Return all lines from the listing below in which the string "this" occurs.

— DATA RECORDS —

◆ ◆ ◆ ◆ ◆ ◆ ◆

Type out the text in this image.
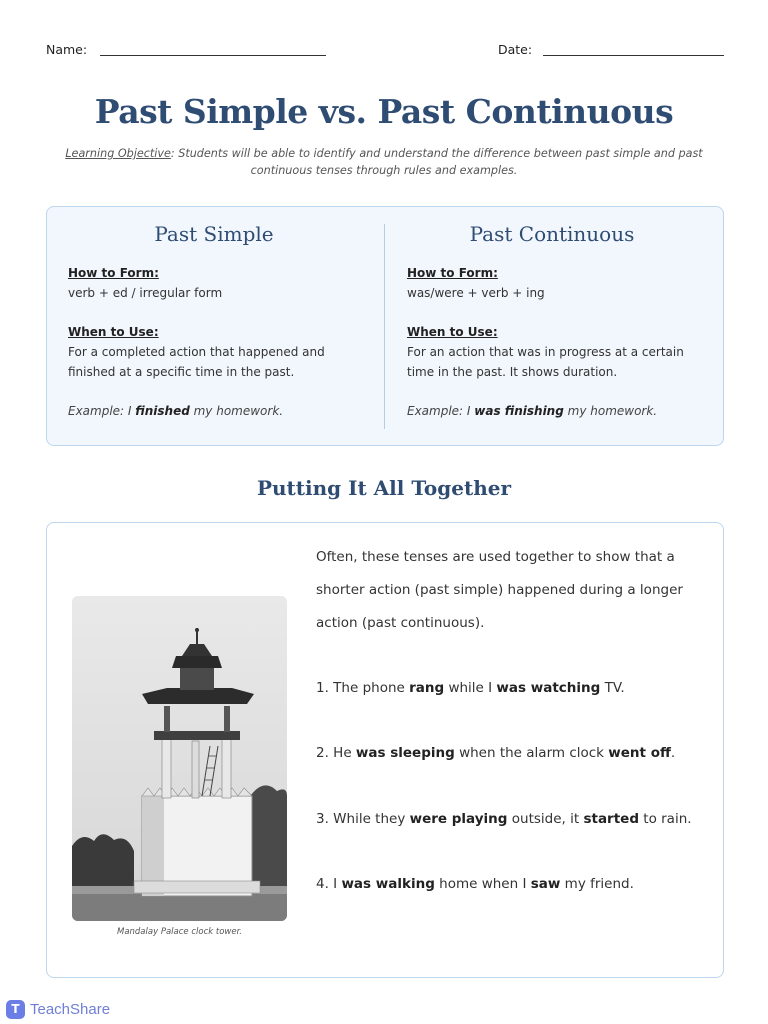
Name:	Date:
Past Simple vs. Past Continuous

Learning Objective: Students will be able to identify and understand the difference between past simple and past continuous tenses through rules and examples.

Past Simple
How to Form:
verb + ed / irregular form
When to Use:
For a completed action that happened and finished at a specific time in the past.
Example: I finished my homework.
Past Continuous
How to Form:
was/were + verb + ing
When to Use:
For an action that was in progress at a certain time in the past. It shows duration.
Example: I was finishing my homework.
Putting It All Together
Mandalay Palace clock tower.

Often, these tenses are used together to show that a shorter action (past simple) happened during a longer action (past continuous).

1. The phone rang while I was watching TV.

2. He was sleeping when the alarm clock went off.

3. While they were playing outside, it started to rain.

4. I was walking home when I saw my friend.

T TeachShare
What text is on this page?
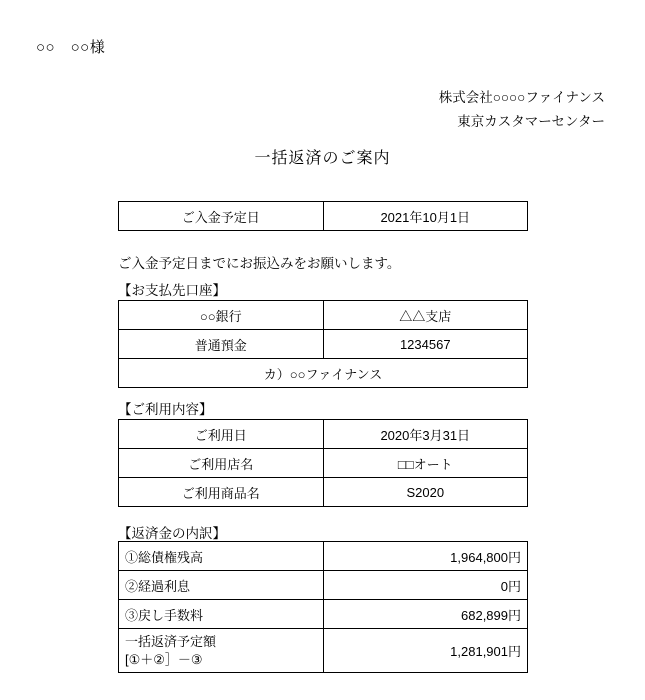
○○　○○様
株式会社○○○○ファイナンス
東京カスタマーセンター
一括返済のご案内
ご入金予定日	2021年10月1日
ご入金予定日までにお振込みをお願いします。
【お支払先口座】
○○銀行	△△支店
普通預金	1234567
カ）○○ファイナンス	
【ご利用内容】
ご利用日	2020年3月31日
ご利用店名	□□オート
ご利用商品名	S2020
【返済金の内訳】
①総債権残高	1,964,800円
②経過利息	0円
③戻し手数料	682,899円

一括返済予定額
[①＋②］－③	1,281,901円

◆ ◆ ◆ ◆ ◆ ◆ ◆

— FINISHED ANSWER —
Type out the text in this image.
What text is on this page?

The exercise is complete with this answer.